EXERCISE INPUTS:

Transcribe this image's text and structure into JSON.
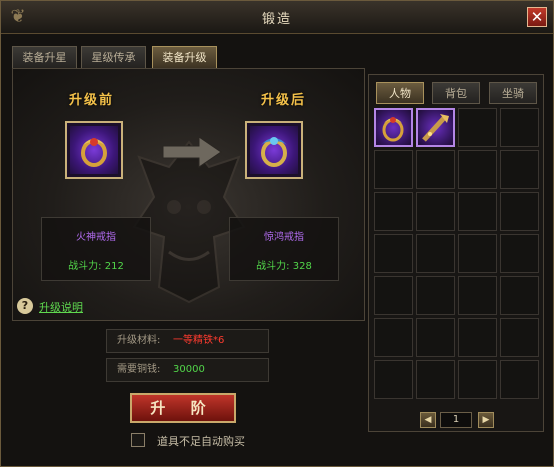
{
  "window": {
    "title": "锻造"
  },
  "tabs": [
    {
      "label": "装备升星"
    },
    {
      "label": "星级传承"
    },
    {
      "label": "装备升级"
    }
  ],
  "upgrade": {
    "before_label": "升级前",
    "after_label": "升级后",
    "before_item": {
      "name": "火神戒指",
      "power": "战斗力: 212",
      "name_color": "#b26cf0"
    },
    "after_item": {
      "name": "惊鸿戒指",
      "power": "战斗力: 328",
      "name_color": "#b26cf0"
    },
    "help_text": "升级说明"
  },
  "materials": {
    "label": "升级材料:",
    "value": "一等精铁*6",
    "value_color": "#ff3b2f"
  },
  "cost": {
    "label": "需要铜钱:",
    "value": "30000",
    "value_color": "#52d64a"
  },
  "upgrade_button": {
    "label": "升 阶"
  },
  "auto_buy": {
    "label": "道具不足自动购买",
    "checked": false
  },
  "bag": {
    "tabs": [
      {
        "label": "人物"
      },
      {
        "label": "背包"
      },
      {
        "label": "坐骑"
      }
    ],
    "active_tab": "人物",
    "page": "1",
    "items": [
      {
        "icon": "ring-icon"
      },
      {
        "icon": "staff-icon"
      }
    ]
  }
}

EXERCISE:
Write the listing above out again exactly, dropping each image.

REPLY:
Transcribe this image's text and structure into JSON.
{
  "window": {
    "title": "锻造"
  },
  "tabs": [
    {
      "label": "装备升星"
    },
    {
      "label": "星级传承"
    },
    {
      "label": "装备升级"
    }
  ],
  "upgrade": {
    "before_label": "升级前",
    "after_label": "升级后",
    "before_item": {
      "name": "火神戒指",
      "power": "战斗力: 212",
      "name_color": "#b26cf0"
    },
    "after_item": {
      "name": "惊鸿戒指",
      "power": "战斗力: 328",
      "name_color": "#b26cf0"
    },
    "help_text": "升级说明"
  },
  "materials": {
    "label": "升级材料:",
    "value": "一等精铁*6",
    "value_color": "#ff3b2f"
  },
  "cost": {
    "label": "需要铜钱:",
    "value": "30000",
    "value_color": "#52d64a"
  },
  "upgrade_button": {
    "label": "升 阶"
  },
  "auto_buy": {
    "label": "道具不足自动购买",
    "checked": false
  },
  "bag": {
    "tabs": [
      {
        "label": "人物"
      },
      {
        "label": "背包"
      },
      {
        "label": "坐骑"
      }
    ],
    "active_tab": "人物",
    "page": "1",
    "items": [
      {
        "icon": "ring-icon"
      },
      {
        "icon": "staff-icon"
      }
    ]
  }
}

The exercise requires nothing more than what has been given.